- Required task -
Reproduce every record below exactly as written, but leave out any pictures.

- Records to process -
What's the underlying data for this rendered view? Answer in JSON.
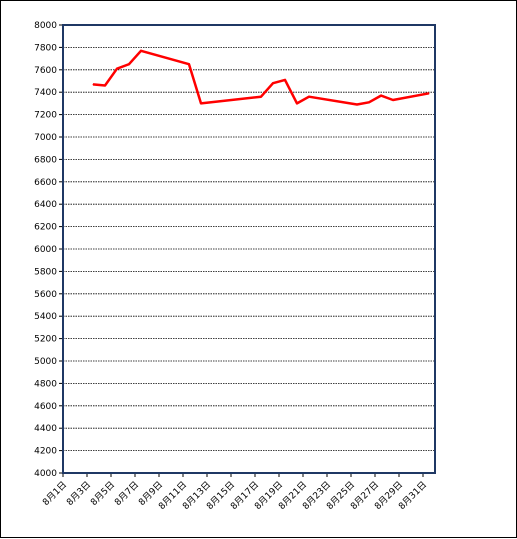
{
  "chart_data": {
    "type": "line",
    "title": "",
    "xlabel": "",
    "ylabel": "",
    "ylim": [
      4000,
      8000
    ],
    "y_ticks": [
      4000,
      4200,
      4400,
      4600,
      4800,
      5000,
      5200,
      5400,
      5600,
      5800,
      6000,
      6200,
      6400,
      6600,
      6800,
      7000,
      7200,
      7400,
      7600,
      7800,
      8000
    ],
    "x_ticks": [
      {
        "day": 1,
        "label": "8月1日"
      },
      {
        "day": 3,
        "label": "8月3日"
      },
      {
        "day": 5,
        "label": "8月5日"
      },
      {
        "day": 7,
        "label": "8月7日"
      },
      {
        "day": 9,
        "label": "8月9日"
      },
      {
        "day": 11,
        "label": "8月11日"
      },
      {
        "day": 13,
        "label": "8月13日"
      },
      {
        "day": 15,
        "label": "8月15日"
      },
      {
        "day": 17,
        "label": "8月17日"
      },
      {
        "day": 19,
        "label": "8月19日"
      },
      {
        "day": 21,
        "label": "8月21日"
      },
      {
        "day": 23,
        "label": "8月23日"
      },
      {
        "day": 25,
        "label": "8月25日"
      },
      {
        "day": 27,
        "label": "8月27日"
      },
      {
        "day": 29,
        "label": "8月29日"
      },
      {
        "day": 31,
        "label": "8月31日"
      }
    ],
    "xlim": [
      1,
      32
    ],
    "grid": true,
    "series": [
      {
        "color": "#ff0000",
        "points": [
          {
            "day": 3.5,
            "value": 7470
          },
          {
            "day": 4.5,
            "value": 7460
          },
          {
            "day": 5.5,
            "value": 7610
          },
          {
            "day": 6.5,
            "value": 7650
          },
          {
            "day": 7.5,
            "value": 7770
          },
          {
            "day": 11.5,
            "value": 7650
          },
          {
            "day": 12.5,
            "value": 7300
          },
          {
            "day": 17.5,
            "value": 7360
          },
          {
            "day": 18.5,
            "value": 7480
          },
          {
            "day": 19.5,
            "value": 7510
          },
          {
            "day": 20.5,
            "value": 7300
          },
          {
            "day": 21.5,
            "value": 7360
          },
          {
            "day": 25.5,
            "value": 7290
          },
          {
            "day": 26.5,
            "value": 7310
          },
          {
            "day": 27.5,
            "value": 7370
          },
          {
            "day": 28.5,
            "value": 7330
          },
          {
            "day": 31.5,
            "value": 7390
          }
        ]
      }
    ],
    "colors": {
      "line": "#ff0000",
      "plot_border": "#1f3864",
      "grid": "#000000",
      "axis": "#000000"
    }
  }
}
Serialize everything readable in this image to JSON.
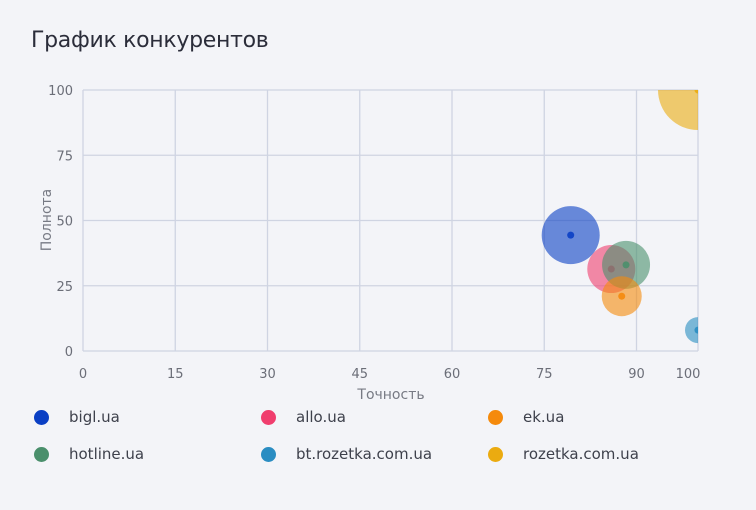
{
  "title": "График конкурентов",
  "chart_data": {
    "type": "scatter",
    "subtype": "bubble",
    "title": "График конкурентов",
    "xlabel": "Точность",
    "ylabel": "Полнота",
    "xlim": [
      0,
      100
    ],
    "ylim": [
      0,
      100
    ],
    "x_ticks": [
      0,
      15,
      30,
      45,
      60,
      75,
      90,
      100
    ],
    "y_ticks": [
      0,
      25,
      50,
      75,
      100
    ],
    "grid": true,
    "legend_position": "bottom",
    "series": [
      {
        "name": "bigl.ua",
        "color": "#0a3fc4",
        "x": 79.3,
        "y": 44.4,
        "size": 29
      },
      {
        "name": "allo.ua",
        "color": "#f03e6e",
        "x": 85.9,
        "y": 31.4,
        "size": 24
      },
      {
        "name": "ek.ua",
        "color": "#f58a0c",
        "x": 87.6,
        "y": 21.0,
        "size": 20
      },
      {
        "name": "hotline.ua",
        "color": "#4a8f6c",
        "x": 88.3,
        "y": 33.0,
        "size": 24
      },
      {
        "name": "bt.rozetka.com.ua",
        "color": "#2a8dc2",
        "x": 100,
        "y": 8.0,
        "size": 13
      },
      {
        "name": "rozetka.com.ua",
        "color": "#ebab10",
        "x": 100,
        "y": 100,
        "size": 40
      }
    ]
  },
  "legend": [
    {
      "label": "bigl.ua",
      "color": "#0a3fc4"
    },
    {
      "label": "allo.ua",
      "color": "#f03e6e"
    },
    {
      "label": "ek.ua",
      "color": "#f58a0c"
    },
    {
      "label": "hotline.ua",
      "color": "#4a8f6c"
    },
    {
      "label": "bt.rozetka.com.ua",
      "color": "#2a8dc2"
    },
    {
      "label": "rozetka.com.ua",
      "color": "#ebab10"
    }
  ]
}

- Solution for this exercise -
What's the underlying data for this rendered view? Answer in JSON.
{
  "chart_data": {
    "type": "line",
    "title": "",
    "xlabel": "",
    "ylabel": "",
    "ylim": [
      4000,
      8000
    ],
    "y_ticks": [
      4000,
      4200,
      4400,
      4600,
      4800,
      5000,
      5200,
      5400,
      5600,
      5800,
      6000,
      6200,
      6400,
      6600,
      6800,
      7000,
      7200,
      7400,
      7600,
      7800,
      8000
    ],
    "x_ticks": [
      {
        "day": 1,
        "label": "8月1日"
      },
      {
        "day": 3,
        "label": "8月3日"
      },
      {
        "day": 5,
        "label": "8月5日"
      },
      {
        "day": 7,
        "label": "8月7日"
      },
      {
        "day": 9,
        "label": "8月9日"
      },
      {
        "day": 11,
        "label": "8月11日"
      },
      {
        "day": 13,
        "label": "8月13日"
      },
      {
        "day": 15,
        "label": "8月15日"
      },
      {
        "day": 17,
        "label": "8月17日"
      },
      {
        "day": 19,
        "label": "8月19日"
      },
      {
        "day": 21,
        "label": "8月21日"
      },
      {
        "day": 23,
        "label": "8月23日"
      },
      {
        "day": 25,
        "label": "8月25日"
      },
      {
        "day": 27,
        "label": "8月27日"
      },
      {
        "day": 29,
        "label": "8月29日"
      },
      {
        "day": 31,
        "label": "8月31日"
      }
    ],
    "xlim": [
      1,
      32
    ],
    "grid": true,
    "series": [
      {
        "color": "#ff0000",
        "points": [
          {
            "day": 3.5,
            "value": 7470
          },
          {
            "day": 4.5,
            "value": 7460
          },
          {
            "day": 5.5,
            "value": 7610
          },
          {
            "day": 6.5,
            "value": 7650
          },
          {
            "day": 7.5,
            "value": 7770
          },
          {
            "day": 11.5,
            "value": 7650
          },
          {
            "day": 12.5,
            "value": 7300
          },
          {
            "day": 17.5,
            "value": 7360
          },
          {
            "day": 18.5,
            "value": 7480
          },
          {
            "day": 19.5,
            "value": 7510
          },
          {
            "day": 20.5,
            "value": 7300
          },
          {
            "day": 21.5,
            "value": 7360
          },
          {
            "day": 25.5,
            "value": 7290
          },
          {
            "day": 26.5,
            "value": 7310
          },
          {
            "day": 27.5,
            "value": 7370
          },
          {
            "day": 28.5,
            "value": 7330
          },
          {
            "day": 31.5,
            "value": 7390
          }
        ]
      }
    ],
    "colors": {
      "line": "#ff0000",
      "plot_border": "#1f3864",
      "grid": "#000000",
      "axis": "#000000"
    }
  }
}
Serialize everything readable in this image to JSON.
{
  "title": "График конкурентов",
  "chart_data": {
    "type": "scatter",
    "subtype": "bubble",
    "title": "График конкурентов",
    "xlabel": "Точность",
    "ylabel": "Полнота",
    "xlim": [
      0,
      100
    ],
    "ylim": [
      0,
      100
    ],
    "x_ticks": [
      0,
      15,
      30,
      45,
      60,
      75,
      90,
      100
    ],
    "y_ticks": [
      0,
      25,
      50,
      75,
      100
    ],
    "grid": true,
    "legend_position": "bottom",
    "series": [
      {
        "name": "bigl.ua",
        "color": "#0a3fc4",
        "x": 79.3,
        "y": 44.4,
        "size": 29
      },
      {
        "name": "allo.ua",
        "color": "#f03e6e",
        "x": 85.9,
        "y": 31.4,
        "size": 24
      },
      {
        "name": "ek.ua",
        "color": "#f58a0c",
        "x": 87.6,
        "y": 21.0,
        "size": 20
      },
      {
        "name": "hotline.ua",
        "color": "#4a8f6c",
        "x": 88.3,
        "y": 33.0,
        "size": 24
      },
      {
        "name": "bt.rozetka.com.ua",
        "color": "#2a8dc2",
        "x": 100,
        "y": 8.0,
        "size": 13
      },
      {
        "name": "rozetka.com.ua",
        "color": "#ebab10",
        "x": 100,
        "y": 100,
        "size": 40
      }
    ]
  },
  "legend": [
    {
      "label": "bigl.ua",
      "color": "#0a3fc4"
    },
    {
      "label": "allo.ua",
      "color": "#f03e6e"
    },
    {
      "label": "ek.ua",
      "color": "#f58a0c"
    },
    {
      "label": "hotline.ua",
      "color": "#4a8f6c"
    },
    {
      "label": "bt.rozetka.com.ua",
      "color": "#2a8dc2"
    },
    {
      "label": "rozetka.com.ua",
      "color": "#ebab10"
    }
  ]
}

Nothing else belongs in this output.